(begin)

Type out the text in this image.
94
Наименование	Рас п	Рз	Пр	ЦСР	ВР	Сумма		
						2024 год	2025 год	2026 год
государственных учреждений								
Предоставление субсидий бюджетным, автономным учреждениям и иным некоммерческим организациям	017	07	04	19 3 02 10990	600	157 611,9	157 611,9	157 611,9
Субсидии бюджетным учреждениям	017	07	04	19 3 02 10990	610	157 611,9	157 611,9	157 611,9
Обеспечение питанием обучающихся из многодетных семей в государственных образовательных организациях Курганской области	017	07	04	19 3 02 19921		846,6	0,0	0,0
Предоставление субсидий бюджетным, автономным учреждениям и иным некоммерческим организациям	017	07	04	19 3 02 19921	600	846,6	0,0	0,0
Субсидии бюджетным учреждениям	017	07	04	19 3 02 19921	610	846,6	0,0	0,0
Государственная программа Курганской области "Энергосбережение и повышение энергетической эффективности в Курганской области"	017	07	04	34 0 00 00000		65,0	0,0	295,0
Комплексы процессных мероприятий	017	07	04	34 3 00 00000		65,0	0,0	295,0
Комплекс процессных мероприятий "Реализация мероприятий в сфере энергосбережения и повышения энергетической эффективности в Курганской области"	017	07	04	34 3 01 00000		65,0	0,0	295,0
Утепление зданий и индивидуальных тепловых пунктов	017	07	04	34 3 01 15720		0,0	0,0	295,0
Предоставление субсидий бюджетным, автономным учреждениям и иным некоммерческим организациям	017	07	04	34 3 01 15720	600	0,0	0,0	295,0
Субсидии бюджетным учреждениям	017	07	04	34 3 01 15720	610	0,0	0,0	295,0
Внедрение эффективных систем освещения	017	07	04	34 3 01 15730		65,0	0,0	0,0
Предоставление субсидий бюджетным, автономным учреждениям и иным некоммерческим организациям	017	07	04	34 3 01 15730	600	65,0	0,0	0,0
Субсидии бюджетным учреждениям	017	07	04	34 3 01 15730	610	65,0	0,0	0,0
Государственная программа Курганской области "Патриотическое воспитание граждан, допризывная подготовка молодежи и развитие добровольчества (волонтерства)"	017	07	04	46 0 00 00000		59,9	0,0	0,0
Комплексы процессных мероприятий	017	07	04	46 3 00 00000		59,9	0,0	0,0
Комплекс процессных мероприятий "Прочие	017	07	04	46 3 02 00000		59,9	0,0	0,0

(end)

Show every line where the string "эффективности" appears.

Task solution>
Государственная программа Курганской области "Энергосбережение и повышение энергетической эффективности в Курганской области"	017	07	04	34 0 00 00000		65,0	0,0	295,0
Комплекс процессных мероприятий "Реализация мероприятий в сфере энергосбережения и повышения энергетической эффективности в Курганской области"	017	07	04	34 3 01 00000		65,0	0,0	295,0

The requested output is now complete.